[PROMPT] Write out each line in which the string "JSON" is present.

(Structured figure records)
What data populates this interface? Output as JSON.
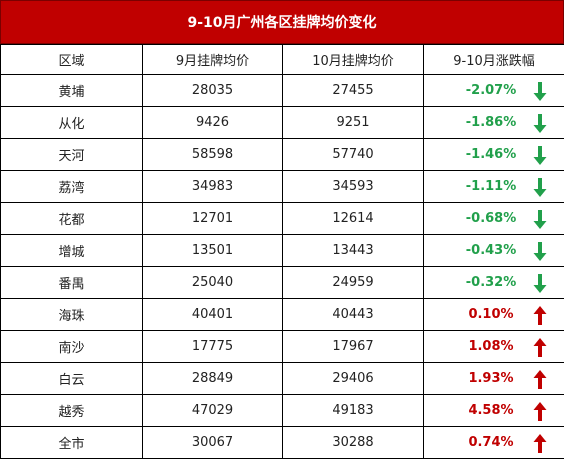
{
  "title": "9-10月广州各区挂牌均价变化",
  "headers": [
    "区域",
    "9月挂牌均价",
    "10月挂牌均价",
    "9-10月涨跌幅"
  ],
  "rows": [
    {
      "district": "黄埔",
      "sep": "28035",
      "oct": "27455",
      "change": "-2.07%",
      "direction": "down"
    },
    {
      "district": "从化",
      "sep": "9426",
      "oct": "9251",
      "change": "-1.86%",
      "direction": "down"
    },
    {
      "district": "天河",
      "sep": "58598",
      "oct": "57740",
      "change": "-1.46%",
      "direction": "down"
    },
    {
      "district": "荔湾",
      "sep": "34983",
      "oct": "34593",
      "change": "-1.11%",
      "direction": "down"
    },
    {
      "district": "花都",
      "sep": "12701",
      "oct": "12614",
      "change": "-0.68%",
      "direction": "down"
    },
    {
      "district": "增城",
      "sep": "13501",
      "oct": "13443",
      "change": "-0.43%",
      "direction": "down"
    },
    {
      "district": "番禺",
      "sep": "25040",
      "oct": "24959",
      "change": "-0.32%",
      "direction": "down"
    },
    {
      "district": "海珠",
      "sep": "40401",
      "oct": "40443",
      "change": "0.10%",
      "direction": "up"
    },
    {
      "district": "南沙",
      "sep": "17775",
      "oct": "17967",
      "change": "1.08%",
      "direction": "up"
    },
    {
      "district": "白云",
      "sep": "28849",
      "oct": "29406",
      "change": "1.93%",
      "direction": "up"
    },
    {
      "district": "越秀",
      "sep": "47029",
      "oct": "49183",
      "change": "4.58%",
      "direction": "up"
    },
    {
      "district": "全市",
      "sep": "30067",
      "oct": "30288",
      "change": "0.74%",
      "direction": "up"
    }
  ],
  "colors": {
    "title_bg": "#c00000",
    "up": "#c00000",
    "down": "#21a04b"
  },
  "icons": {
    "up": "arrow-up-icon",
    "down": "arrow-down-icon"
  }
}
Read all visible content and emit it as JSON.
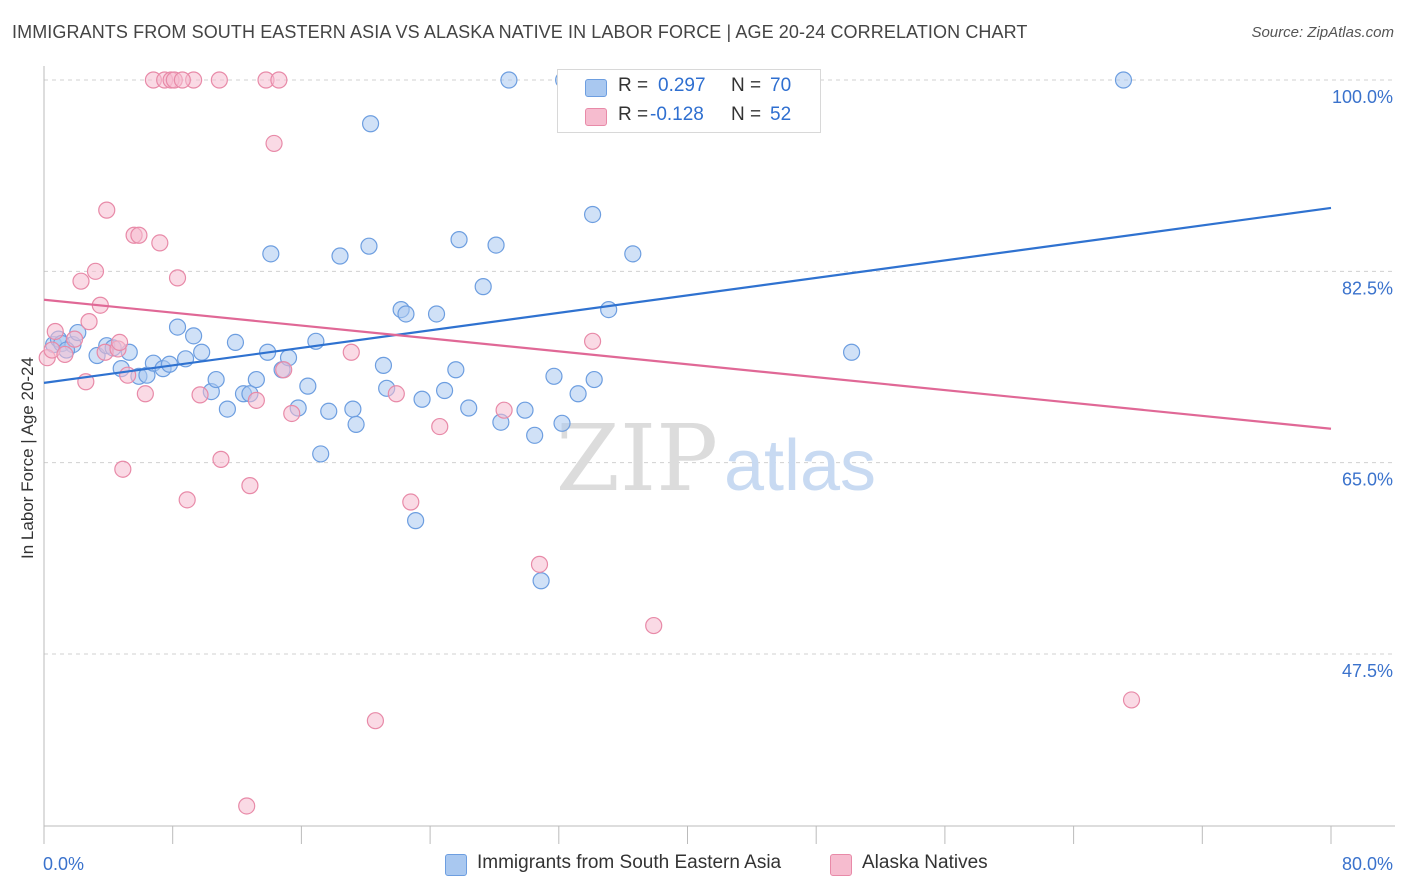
{
  "header": {
    "title": "IMMIGRANTS FROM SOUTH EASTERN ASIA VS ALASKA NATIVE IN LABOR FORCE | AGE 20-24 CORRELATION CHART",
    "source": "Source: ZipAtlas.com"
  },
  "watermark": {
    "zip": "ZIP",
    "atlas": "atlas"
  },
  "legend": {
    "r_label": "R =",
    "n_label": "N =",
    "series_a": {
      "r": "0.297",
      "n": "70"
    },
    "series_b": {
      "r": "-0.128",
      "n": "52"
    }
  },
  "colors": {
    "blue_fill": "#a9c8f0",
    "blue_stroke": "#6d9ee0",
    "blue_line": "#2f72d0",
    "pink_fill": "#f6bccf",
    "pink_stroke": "#e88aa8",
    "pink_line": "#e06896",
    "axis_text": "#3a72cc",
    "grid": "#d0d0d0"
  },
  "chart_data": {
    "type": "scatter",
    "title": "IMMIGRANTS FROM SOUTH EASTERN ASIA VS ALASKA NATIVE IN LABOR FORCE | AGE 20-24 CORRELATION CHART",
    "xlabel": "",
    "ylabel": "In Labor Force | Age 20-24",
    "xlim": [
      0,
      80
    ],
    "ylim": [
      30,
      102
    ],
    "x_tick_labels": [
      "0.0%",
      "80.0%"
    ],
    "y_tick_labels": [
      "100.0%",
      "82.5%",
      "65.0%",
      "47.5%"
    ],
    "y_ticks": [
      100,
      82.5,
      65,
      47.5
    ],
    "grid": "horizontal dashed",
    "legend_position": "top-center",
    "series": [
      {
        "name": "Immigrants from South Eastern Asia",
        "color": "#a9c8f0",
        "r": 0.297,
        "n": 70,
        "trend": [
          [
            0,
            72.3
          ],
          [
            80,
            88.3
          ]
        ],
        "points": [
          [
            0.6,
            75.8
          ],
          [
            0.9,
            76.3
          ],
          [
            1.1,
            75.9
          ],
          [
            1.8,
            75.8
          ],
          [
            2.1,
            76.9
          ],
          [
            3.3,
            74.8
          ],
          [
            3.9,
            75.7
          ],
          [
            4.3,
            75.5
          ],
          [
            4.8,
            73.6
          ],
          [
            5.3,
            75.1
          ],
          [
            5.9,
            72.9
          ],
          [
            6.4,
            73.0
          ],
          [
            6.8,
            74.1
          ],
          [
            7.4,
            73.6
          ],
          [
            7.8,
            74.0
          ],
          [
            8.3,
            77.4
          ],
          [
            8.8,
            74.5
          ],
          [
            9.3,
            76.6
          ],
          [
            9.8,
            75.1
          ],
          [
            10.4,
            71.5
          ],
          [
            10.7,
            72.6
          ],
          [
            11.4,
            69.9
          ],
          [
            11.9,
            76.0
          ],
          [
            12.4,
            71.3
          ],
          [
            12.8,
            71.3
          ],
          [
            13.2,
            72.6
          ],
          [
            13.9,
            75.1
          ],
          [
            14.1,
            84.1
          ],
          [
            14.8,
            73.5
          ],
          [
            15.2,
            74.6
          ],
          [
            15.8,
            70.0
          ],
          [
            16.4,
            72.0
          ],
          [
            16.9,
            76.1
          ],
          [
            17.2,
            65.8
          ],
          [
            17.7,
            69.7
          ],
          [
            18.4,
            83.9
          ],
          [
            19.2,
            69.9
          ],
          [
            19.4,
            68.5
          ],
          [
            20.2,
            84.8
          ],
          [
            20.3,
            96.0
          ],
          [
            21.1,
            73.9
          ],
          [
            21.3,
            71.8
          ],
          [
            22.2,
            79.0
          ],
          [
            22.5,
            78.6
          ],
          [
            23.1,
            59.7
          ],
          [
            23.5,
            70.8
          ],
          [
            24.4,
            78.6
          ],
          [
            24.9,
            71.6
          ],
          [
            25.6,
            73.5
          ],
          [
            25.8,
            85.4
          ],
          [
            26.4,
            70.0
          ],
          [
            27.3,
            81.1
          ],
          [
            28.1,
            84.9
          ],
          [
            28.4,
            68.7
          ],
          [
            28.9,
            100.0
          ],
          [
            29.9,
            69.8
          ],
          [
            30.5,
            67.5
          ],
          [
            30.9,
            54.2
          ],
          [
            31.7,
            72.9
          ],
          [
            32.2,
            68.6
          ],
          [
            32.3,
            100.0
          ],
          [
            33.2,
            71.3
          ],
          [
            33.6,
            100.0
          ],
          [
            34.1,
            87.7
          ],
          [
            34.2,
            72.6
          ],
          [
            35.1,
            79.0
          ],
          [
            36.6,
            84.1
          ],
          [
            50.2,
            75.1
          ],
          [
            67.1,
            100.0
          ],
          [
            1.4,
            75.3
          ]
        ]
      },
      {
        "name": "Alaska Natives",
        "color": "#f6bccf",
        "r": -0.128,
        "n": 52,
        "trend": [
          [
            0,
            79.9
          ],
          [
            80,
            68.1
          ]
        ],
        "points": [
          [
            0.2,
            74.6
          ],
          [
            0.5,
            75.3
          ],
          [
            0.7,
            77.0
          ],
          [
            1.3,
            74.9
          ],
          [
            1.9,
            76.3
          ],
          [
            2.3,
            81.6
          ],
          [
            2.6,
            72.4
          ],
          [
            2.8,
            77.9
          ],
          [
            3.2,
            82.5
          ],
          [
            3.5,
            79.4
          ],
          [
            3.8,
            75.1
          ],
          [
            3.9,
            88.1
          ],
          [
            4.6,
            75.4
          ],
          [
            4.7,
            76.0
          ],
          [
            4.9,
            64.4
          ],
          [
            5.2,
            73.0
          ],
          [
            5.6,
            85.8
          ],
          [
            5.9,
            85.8
          ],
          [
            6.3,
            71.3
          ],
          [
            6.8,
            100.0
          ],
          [
            7.2,
            85.1
          ],
          [
            7.5,
            100.0
          ],
          [
            7.9,
            100.0
          ],
          [
            8.1,
            100.0
          ],
          [
            8.3,
            81.9
          ],
          [
            8.9,
            61.6
          ],
          [
            9.3,
            100.0
          ],
          [
            9.7,
            71.2
          ],
          [
            10.9,
            100.0
          ],
          [
            11.0,
            65.3
          ],
          [
            12.8,
            62.9
          ],
          [
            13.2,
            70.7
          ],
          [
            13.8,
            100.0
          ],
          [
            14.3,
            94.2
          ],
          [
            14.6,
            100.0
          ],
          [
            14.9,
            73.5
          ],
          [
            15.4,
            69.5
          ],
          [
            19.1,
            75.1
          ],
          [
            20.6,
            41.4
          ],
          [
            21.9,
            71.3
          ],
          [
            22.8,
            61.4
          ],
          [
            24.6,
            68.3
          ],
          [
            28.6,
            69.8
          ],
          [
            30.8,
            55.7
          ],
          [
            34.1,
            76.1
          ],
          [
            37.9,
            50.1
          ],
          [
            38.1,
            100.0
          ],
          [
            39.3,
            100.0
          ],
          [
            40.3,
            100.0
          ],
          [
            67.6,
            43.3
          ],
          [
            12.6,
            33.6
          ],
          [
            8.6,
            100.0
          ]
        ]
      }
    ]
  },
  "bottom_legend": {
    "item_a": "Immigrants from South Eastern Asia",
    "item_b": "Alaska Natives"
  }
}
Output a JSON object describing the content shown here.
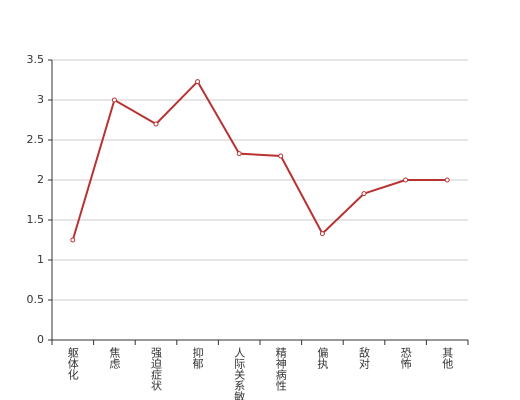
{
  "chart_data": {
    "type": "line",
    "categories": [
      "躯体化",
      "焦虑",
      "强迫症状",
      "抑郁",
      "人际关系敏感",
      "精神病性",
      "偏执",
      "敌对",
      "恐怖",
      "其他"
    ],
    "values": [
      1.25,
      3.0,
      2.7,
      3.23,
      2.33,
      2.3,
      1.33,
      1.83,
      2.0,
      2.0
    ],
    "color": "#b83232",
    "ylim": [
      0,
      3.5
    ],
    "yticks": [
      0,
      0.5,
      1,
      1.5,
      2,
      2.5,
      3,
      3.5
    ],
    "grid": true
  }
}
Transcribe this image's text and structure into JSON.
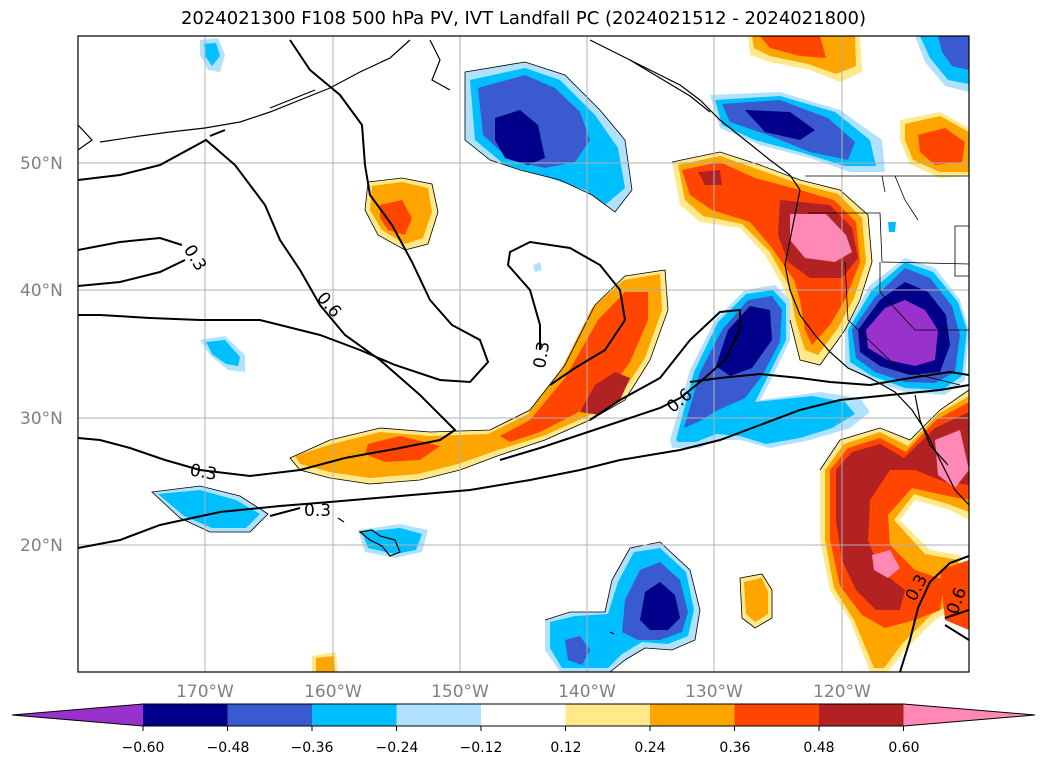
{
  "title": "2024021300 F108 500 hPa PV, IVT Landfall PC (2024021512 - 2024021800)",
  "map": {
    "lat_labels": [
      "50°N",
      "40°N",
      "30°N",
      "20°N"
    ],
    "lon_labels": [
      "170°W",
      "160°W",
      "150°W",
      "140°W",
      "130°W",
      "120°W"
    ],
    "contour_labels": [
      "0.3",
      "0.6",
      "0.3",
      "0.3",
      "0.3",
      "0.6",
      "0.3",
      "0.6"
    ]
  },
  "colorbar": {
    "tick_labels": [
      "−0.60",
      "−0.48",
      "−0.36",
      "−0.24",
      "−0.12",
      "0.12",
      "0.24",
      "0.36",
      "0.48",
      "0.60"
    ],
    "colors": [
      "#9932cc",
      "#00008b",
      "#3a5bcf",
      "#00bfff",
      "#b0e2ff",
      "#ffffff",
      "#ffe98a",
      "#ffa500",
      "#ff4500",
      "#b22222",
      "#ff88b4"
    ]
  }
}
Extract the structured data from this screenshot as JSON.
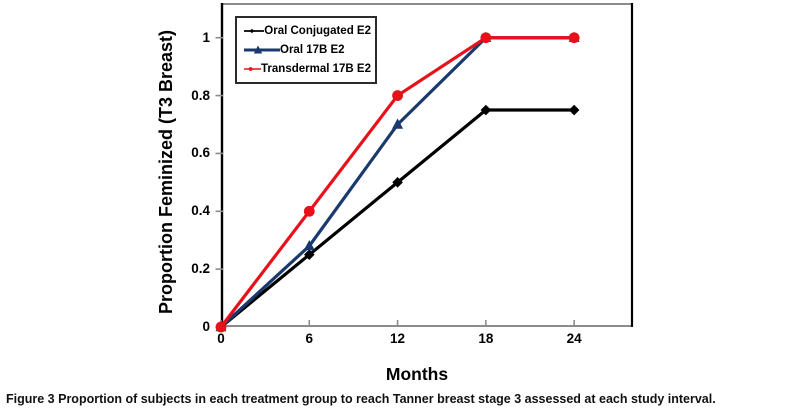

[RESULT]
What data populates this interface? Output as JSON.
Read all visible content and emit it as JSON.
Output a JSON object describing the content shown here.
Transcribe this image's text and structure into JSON.
Extract the structured data from this screenshot as JSON.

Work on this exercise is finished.